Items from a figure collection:
....................

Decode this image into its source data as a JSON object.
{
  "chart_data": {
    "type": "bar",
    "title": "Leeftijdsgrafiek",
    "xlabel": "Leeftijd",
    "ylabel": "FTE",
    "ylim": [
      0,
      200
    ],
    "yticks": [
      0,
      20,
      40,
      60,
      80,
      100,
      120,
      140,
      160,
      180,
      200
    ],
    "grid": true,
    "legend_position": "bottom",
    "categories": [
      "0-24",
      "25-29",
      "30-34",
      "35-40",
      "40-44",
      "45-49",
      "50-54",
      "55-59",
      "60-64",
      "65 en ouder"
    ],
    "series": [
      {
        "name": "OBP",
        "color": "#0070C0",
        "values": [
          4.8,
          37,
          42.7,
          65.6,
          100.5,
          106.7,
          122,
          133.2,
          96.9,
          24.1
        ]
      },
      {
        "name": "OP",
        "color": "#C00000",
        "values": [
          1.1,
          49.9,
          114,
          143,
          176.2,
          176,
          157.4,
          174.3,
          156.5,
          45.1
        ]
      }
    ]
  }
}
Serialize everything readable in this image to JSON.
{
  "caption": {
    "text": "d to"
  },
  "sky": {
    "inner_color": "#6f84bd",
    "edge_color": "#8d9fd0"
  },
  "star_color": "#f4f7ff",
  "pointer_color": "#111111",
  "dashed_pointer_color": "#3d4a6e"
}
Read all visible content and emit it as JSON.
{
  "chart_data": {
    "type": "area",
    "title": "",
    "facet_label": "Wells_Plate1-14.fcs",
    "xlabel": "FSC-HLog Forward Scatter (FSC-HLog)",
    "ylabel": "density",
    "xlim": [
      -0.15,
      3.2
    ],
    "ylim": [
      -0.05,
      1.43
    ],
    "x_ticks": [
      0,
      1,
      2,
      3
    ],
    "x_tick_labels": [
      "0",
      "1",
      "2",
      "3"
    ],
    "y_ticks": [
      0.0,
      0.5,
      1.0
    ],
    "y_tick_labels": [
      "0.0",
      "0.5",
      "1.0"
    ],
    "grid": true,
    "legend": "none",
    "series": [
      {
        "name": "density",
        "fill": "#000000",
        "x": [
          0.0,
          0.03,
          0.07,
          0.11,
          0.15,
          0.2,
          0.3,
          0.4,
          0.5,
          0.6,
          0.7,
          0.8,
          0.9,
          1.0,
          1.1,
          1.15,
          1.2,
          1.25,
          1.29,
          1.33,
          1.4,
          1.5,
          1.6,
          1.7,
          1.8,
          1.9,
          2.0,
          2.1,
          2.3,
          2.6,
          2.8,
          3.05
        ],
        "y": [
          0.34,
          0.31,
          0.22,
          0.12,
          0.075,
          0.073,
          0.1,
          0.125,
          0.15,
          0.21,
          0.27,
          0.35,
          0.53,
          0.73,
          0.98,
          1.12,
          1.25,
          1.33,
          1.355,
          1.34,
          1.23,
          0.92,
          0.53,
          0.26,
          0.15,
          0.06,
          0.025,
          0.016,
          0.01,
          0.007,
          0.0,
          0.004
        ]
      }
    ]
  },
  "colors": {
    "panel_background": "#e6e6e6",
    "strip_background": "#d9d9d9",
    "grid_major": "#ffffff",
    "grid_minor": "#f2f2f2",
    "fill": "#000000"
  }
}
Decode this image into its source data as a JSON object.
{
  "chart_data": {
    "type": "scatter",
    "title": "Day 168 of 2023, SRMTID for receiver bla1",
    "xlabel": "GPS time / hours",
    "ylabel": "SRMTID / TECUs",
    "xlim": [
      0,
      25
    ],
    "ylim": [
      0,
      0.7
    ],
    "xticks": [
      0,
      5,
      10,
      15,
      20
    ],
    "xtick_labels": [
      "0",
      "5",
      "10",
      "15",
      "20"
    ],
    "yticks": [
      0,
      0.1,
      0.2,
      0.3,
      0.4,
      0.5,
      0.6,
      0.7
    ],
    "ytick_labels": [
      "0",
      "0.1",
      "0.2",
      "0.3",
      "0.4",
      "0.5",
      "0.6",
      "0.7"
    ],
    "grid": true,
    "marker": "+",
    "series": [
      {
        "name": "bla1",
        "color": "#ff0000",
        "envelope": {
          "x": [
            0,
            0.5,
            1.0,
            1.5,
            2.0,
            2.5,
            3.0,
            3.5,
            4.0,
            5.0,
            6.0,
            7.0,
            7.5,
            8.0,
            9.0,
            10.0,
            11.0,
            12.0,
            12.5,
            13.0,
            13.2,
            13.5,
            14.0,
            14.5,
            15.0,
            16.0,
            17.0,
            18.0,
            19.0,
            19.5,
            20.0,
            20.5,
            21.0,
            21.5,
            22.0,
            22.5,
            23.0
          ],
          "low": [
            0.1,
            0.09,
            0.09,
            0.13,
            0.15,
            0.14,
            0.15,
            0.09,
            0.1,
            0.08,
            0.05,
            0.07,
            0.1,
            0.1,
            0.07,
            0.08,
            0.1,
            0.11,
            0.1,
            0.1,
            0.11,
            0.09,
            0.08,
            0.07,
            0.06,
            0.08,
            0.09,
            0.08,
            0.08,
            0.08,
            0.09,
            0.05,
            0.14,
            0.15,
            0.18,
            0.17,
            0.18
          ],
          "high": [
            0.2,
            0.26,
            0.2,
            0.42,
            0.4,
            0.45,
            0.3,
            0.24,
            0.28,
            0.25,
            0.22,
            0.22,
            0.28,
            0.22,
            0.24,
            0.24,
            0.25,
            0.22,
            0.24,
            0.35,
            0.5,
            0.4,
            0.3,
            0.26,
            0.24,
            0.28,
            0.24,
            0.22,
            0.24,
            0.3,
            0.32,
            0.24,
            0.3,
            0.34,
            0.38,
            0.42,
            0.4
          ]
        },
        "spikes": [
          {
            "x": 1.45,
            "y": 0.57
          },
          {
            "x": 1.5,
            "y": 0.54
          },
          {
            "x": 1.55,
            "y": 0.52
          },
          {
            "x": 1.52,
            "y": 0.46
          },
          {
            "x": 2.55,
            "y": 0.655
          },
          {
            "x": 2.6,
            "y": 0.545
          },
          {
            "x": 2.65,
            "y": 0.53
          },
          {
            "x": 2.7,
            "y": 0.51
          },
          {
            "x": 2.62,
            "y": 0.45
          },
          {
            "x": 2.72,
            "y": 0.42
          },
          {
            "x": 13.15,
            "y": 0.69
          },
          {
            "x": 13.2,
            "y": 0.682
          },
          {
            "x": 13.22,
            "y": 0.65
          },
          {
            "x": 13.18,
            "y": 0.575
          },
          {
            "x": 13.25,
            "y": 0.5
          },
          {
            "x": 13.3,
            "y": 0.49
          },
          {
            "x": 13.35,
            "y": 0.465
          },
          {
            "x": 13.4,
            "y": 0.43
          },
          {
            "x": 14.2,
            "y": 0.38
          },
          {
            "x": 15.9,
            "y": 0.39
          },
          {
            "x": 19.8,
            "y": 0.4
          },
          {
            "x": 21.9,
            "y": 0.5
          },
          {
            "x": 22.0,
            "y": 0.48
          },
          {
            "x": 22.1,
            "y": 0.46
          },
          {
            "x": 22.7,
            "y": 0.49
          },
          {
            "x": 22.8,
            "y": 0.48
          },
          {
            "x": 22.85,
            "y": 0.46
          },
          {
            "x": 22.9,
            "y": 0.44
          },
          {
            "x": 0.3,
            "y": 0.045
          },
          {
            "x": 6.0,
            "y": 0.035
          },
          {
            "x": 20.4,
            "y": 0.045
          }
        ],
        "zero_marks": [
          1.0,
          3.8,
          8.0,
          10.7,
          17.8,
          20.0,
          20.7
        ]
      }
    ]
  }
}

....................

Retype the listing. Match it exactly.

Decode this image into its source data as a JSON object.
{
  "chart_data": {
    "type": "bar",
    "title": "Leeftijdsgrafiek",
    "xlabel": "Leeftijd",
    "ylabel": "FTE",
    "ylim": [
      0,
      200
    ],
    "yticks": [
      0,
      20,
      40,
      60,
      80,
      100,
      120,
      140,
      160,
      180,
      200
    ],
    "grid": true,
    "legend_position": "bottom",
    "categories": [
      "0-24",
      "25-29",
      "30-34",
      "35-40",
      "40-44",
      "45-49",
      "50-54",
      "55-59",
      "60-64",
      "65 en ouder"
    ],
    "series": [
      {
        "name": "OBP",
        "color": "#0070C0",
        "values": [
          4.8,
          37,
          42.7,
          65.6,
          100.5,
          106.7,
          122,
          133.2,
          96.9,
          24.1
        ]
      },
      {
        "name": "OP",
        "color": "#C00000",
        "values": [
          1.1,
          49.9,
          114,
          143,
          176.2,
          176,
          157.4,
          174.3,
          156.5,
          45.1
        ]
      }
    ]
  }
}
Serialize everything readable in this image to JSON.
{
  "caption": {
    "text": "d to"
  },
  "sky": {
    "inner_color": "#6f84bd",
    "edge_color": "#8d9fd0"
  },
  "star_color": "#f4f7ff",
  "pointer_color": "#111111",
  "dashed_pointer_color": "#3d4a6e"
}
Read all visible content and emit it as JSON.
{
  "chart_data": {
    "type": "area",
    "title": "",
    "facet_label": "Wells_Plate1-14.fcs",
    "xlabel": "FSC-HLog Forward Scatter (FSC-HLog)",
    "ylabel": "density",
    "xlim": [
      -0.15,
      3.2
    ],
    "ylim": [
      -0.05,
      1.43
    ],
    "x_ticks": [
      0,
      1,
      2,
      3
    ],
    "x_tick_labels": [
      "0",
      "1",
      "2",
      "3"
    ],
    "y_ticks": [
      0.0,
      0.5,
      1.0
    ],
    "y_tick_labels": [
      "0.0",
      "0.5",
      "1.0"
    ],
    "grid": true,
    "legend": "none",
    "series": [
      {
        "name": "density",
        "fill": "#000000",
        "x": [
          0.0,
          0.03,
          0.07,
          0.11,
          0.15,
          0.2,
          0.3,
          0.4,
          0.5,
          0.6,
          0.7,
          0.8,
          0.9,
          1.0,
          1.1,
          1.15,
          1.2,
          1.25,
          1.29,
          1.33,
          1.4,
          1.5,
          1.6,
          1.7,
          1.8,
          1.9,
          2.0,
          2.1,
          2.3,
          2.6,
          2.8,
          3.05
        ],
        "y": [
          0.34,
          0.31,
          0.22,
          0.12,
          0.075,
          0.073,
          0.1,
          0.125,
          0.15,
          0.21,
          0.27,
          0.35,
          0.53,
          0.73,
          0.98,
          1.12,
          1.25,
          1.33,
          1.355,
          1.34,
          1.23,
          0.92,
          0.53,
          0.26,
          0.15,
          0.06,
          0.025,
          0.016,
          0.01,
          0.007,
          0.0,
          0.004
        ]
      }
    ]
  },
  "colors": {
    "panel_background": "#e6e6e6",
    "strip_background": "#d9d9d9",
    "grid_major": "#ffffff",
    "grid_minor": "#f2f2f2",
    "fill": "#000000"
  }
}
Decode this image into its source data as a JSON object.
{
  "chart_data": {
    "type": "scatter",
    "title": "Day 168 of 2023, SRMTID for receiver bla1",
    "xlabel": "GPS time / hours",
    "ylabel": "SRMTID / TECUs",
    "xlim": [
      0,
      25
    ],
    "ylim": [
      0,
      0.7
    ],
    "xticks": [
      0,
      5,
      10,
      15,
      20
    ],
    "xtick_labels": [
      "0",
      "5",
      "10",
      "15",
      "20"
    ],
    "yticks": [
      0,
      0.1,
      0.2,
      0.3,
      0.4,
      0.5,
      0.6,
      0.7
    ],
    "ytick_labels": [
      "0",
      "0.1",
      "0.2",
      "0.3",
      "0.4",
      "0.5",
      "0.6",
      "0.7"
    ],
    "grid": true,
    "marker": "+",
    "series": [
      {
        "name": "bla1",
        "color": "#ff0000",
        "envelope": {
          "x": [
            0,
            0.5,
            1.0,
            1.5,
            2.0,
            2.5,
            3.0,
            3.5,
            4.0,
            5.0,
            6.0,
            7.0,
            7.5,
            8.0,
            9.0,
            10.0,
            11.0,
            12.0,
            12.5,
            13.0,
            13.2,
            13.5,
            14.0,
            14.5,
            15.0,
            16.0,
            17.0,
            18.0,
            19.0,
            19.5,
            20.0,
            20.5,
            21.0,
            21.5,
            22.0,
            22.5,
            23.0
          ],
          "low": [
            0.1,
            0.09,
            0.09,
            0.13,
            0.15,
            0.14,
            0.15,
            0.09,
            0.1,
            0.08,
            0.05,
            0.07,
            0.1,
            0.1,
            0.07,
            0.08,
            0.1,
            0.11,
            0.1,
            0.1,
            0.11,
            0.09,
            0.08,
            0.07,
            0.06,
            0.08,
            0.09,
            0.08,
            0.08,
            0.08,
            0.09,
            0.05,
            0.14,
            0.15,
            0.18,
            0.17,
            0.18
          ],
          "high": [
            0.2,
            0.26,
            0.2,
            0.42,
            0.4,
            0.45,
            0.3,
            0.24,
            0.28,
            0.25,
            0.22,
            0.22,
            0.28,
            0.22,
            0.24,
            0.24,
            0.25,
            0.22,
            0.24,
            0.35,
            0.5,
            0.4,
            0.3,
            0.26,
            0.24,
            0.28,
            0.24,
            0.22,
            0.24,
            0.3,
            0.32,
            0.24,
            0.3,
            0.34,
            0.38,
            0.42,
            0.4
          ]
        },
        "spikes": [
          {
            "x": 1.45,
            "y": 0.57
          },
          {
            "x": 1.5,
            "y": 0.54
          },
          {
            "x": 1.55,
            "y": 0.52
          },
          {
            "x": 1.52,
            "y": 0.46
          },
          {
            "x": 2.55,
            "y": 0.655
          },
          {
            "x": 2.6,
            "y": 0.545
          },
          {
            "x": 2.65,
            "y": 0.53
          },
          {
            "x": 2.7,
            "y": 0.51
          },
          {
            "x": 2.62,
            "y": 0.45
          },
          {
            "x": 2.72,
            "y": 0.42
          },
          {
            "x": 13.15,
            "y": 0.69
          },
          {
            "x": 13.2,
            "y": 0.682
          },
          {
            "x": 13.22,
            "y": 0.65
          },
          {
            "x": 13.18,
            "y": 0.575
          },
          {
            "x": 13.25,
            "y": 0.5
          },
          {
            "x": 13.3,
            "y": 0.49
          },
          {
            "x": 13.35,
            "y": 0.465
          },
          {
            "x": 13.4,
            "y": 0.43
          },
          {
            "x": 14.2,
            "y": 0.38
          },
          {
            "x": 15.9,
            "y": 0.39
          },
          {
            "x": 19.8,
            "y": 0.4
          },
          {
            "x": 21.9,
            "y": 0.5
          },
          {
            "x": 22.0,
            "y": 0.48
          },
          {
            "x": 22.1,
            "y": 0.46
          },
          {
            "x": 22.7,
            "y": 0.49
          },
          {
            "x": 22.8,
            "y": 0.48
          },
          {
            "x": 22.85,
            "y": 0.46
          },
          {
            "x": 22.9,
            "y": 0.44
          },
          {
            "x": 0.3,
            "y": 0.045
          },
          {
            "x": 6.0,
            "y": 0.035
          },
          {
            "x": 20.4,
            "y": 0.045
          }
        ],
        "zero_marks": [
          1.0,
          3.8,
          8.0,
          10.7,
          17.8,
          20.0,
          20.7
        ]
      }
    ]
  }
}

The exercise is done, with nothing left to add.